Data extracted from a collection
—————

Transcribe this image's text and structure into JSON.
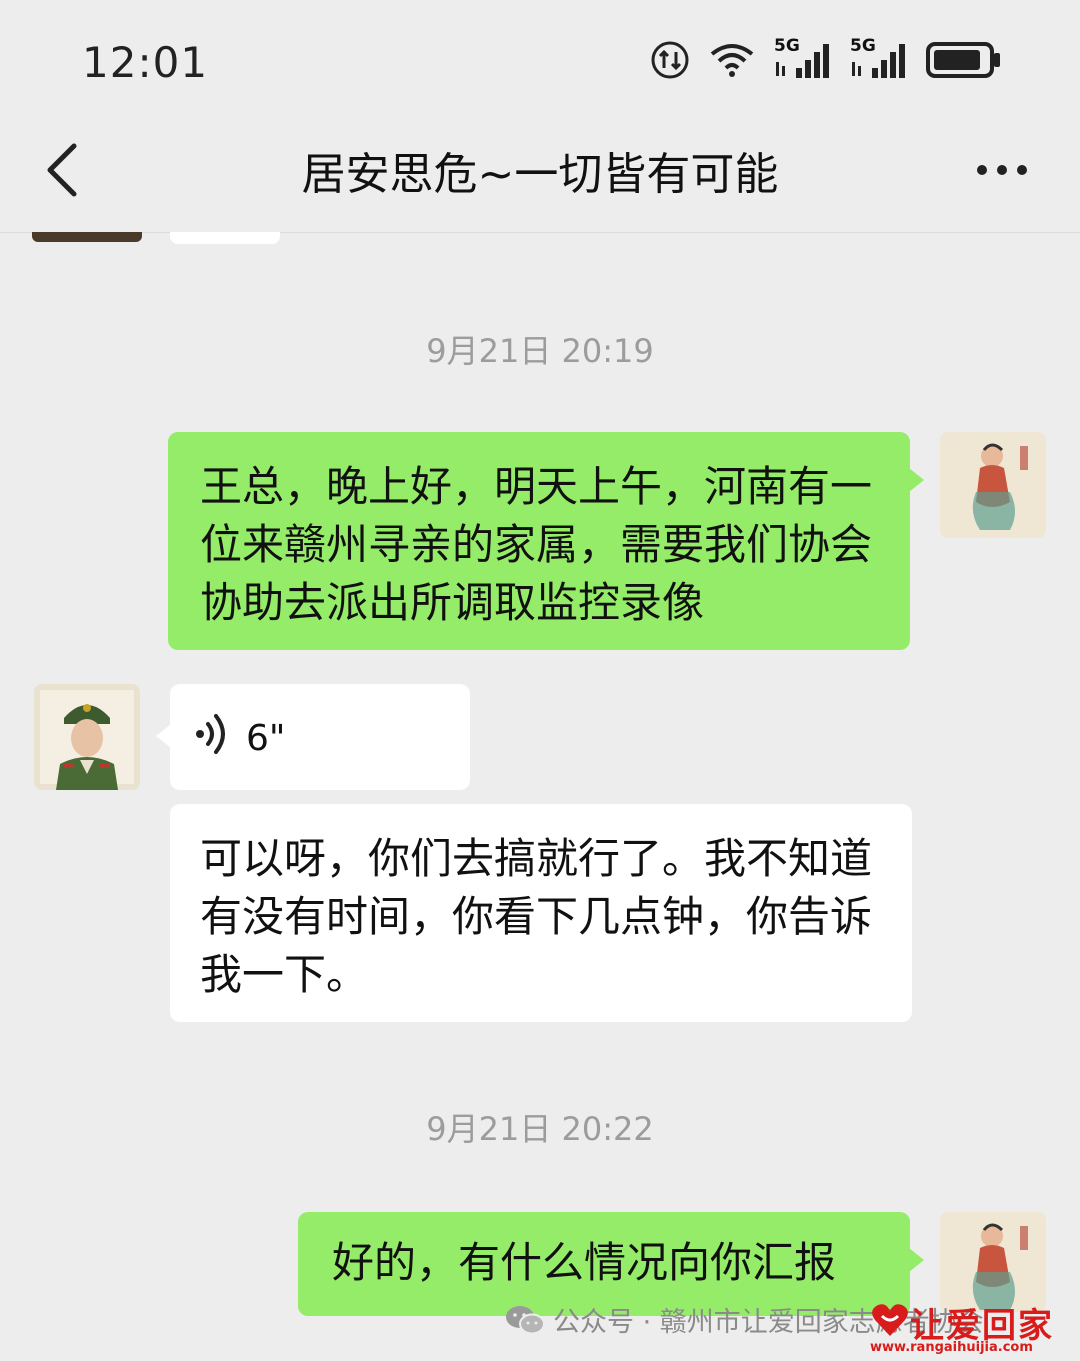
{
  "status": {
    "time": "12:01",
    "net1": "5G",
    "net2": "5G"
  },
  "header": {
    "title": "居安思危~一切皆有可能"
  },
  "messages": [
    {
      "timestamp": "9月21日 20:19"
    },
    {
      "text": "王总，晚上好，明天上午，河南有一位来赣州寻亲的家属，需要我们协会协助去派出所调取监控录像"
    },
    {
      "voice": "6\""
    },
    {
      "text": "可以呀，你们去搞就行了。我不知道有没有时间，你看下几点钟，你告诉我一下。"
    },
    {
      "timestamp": "9月21日 20:22"
    },
    {
      "text": "好的，有什么情况向你汇报"
    }
  ],
  "watermark": {
    "text": "公众号 · 赣州市让爱回家志愿者协会"
  },
  "logo": {
    "text": "让爱回家",
    "url": "www.rangaihuijia.com"
  },
  "colors": {
    "background": "#ededed",
    "sent_bubble": "#95ec69",
    "recv_bubble": "#ffffff"
  }
}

—————

Challenge:
Repeat the material exactly as it reads, without any of its pictures.

Task output:
Transcribe this image's text and structure into JSON.
{
  "status": {
    "time": "12:01",
    "net1": "5G",
    "net2": "5G"
  },
  "header": {
    "title": "居安思危~一切皆有可能"
  },
  "messages": [
    {
      "timestamp": "9月21日 20:19"
    },
    {
      "text": "王总，晚上好，明天上午，河南有一位来赣州寻亲的家属，需要我们协会协助去派出所调取监控录像"
    },
    {
      "voice": "6\""
    },
    {
      "text": "可以呀，你们去搞就行了。我不知道有没有时间，你看下几点钟，你告诉我一下。"
    },
    {
      "timestamp": "9月21日 20:22"
    },
    {
      "text": "好的，有什么情况向你汇报"
    }
  ],
  "watermark": {
    "text": "公众号 · 赣州市让爱回家志愿者协会"
  },
  "logo": {
    "text": "让爱回家",
    "url": "www.rangaihuijia.com"
  },
  "colors": {
    "background": "#ededed",
    "sent_bubble": "#95ec69",
    "recv_bubble": "#ffffff"
  }
}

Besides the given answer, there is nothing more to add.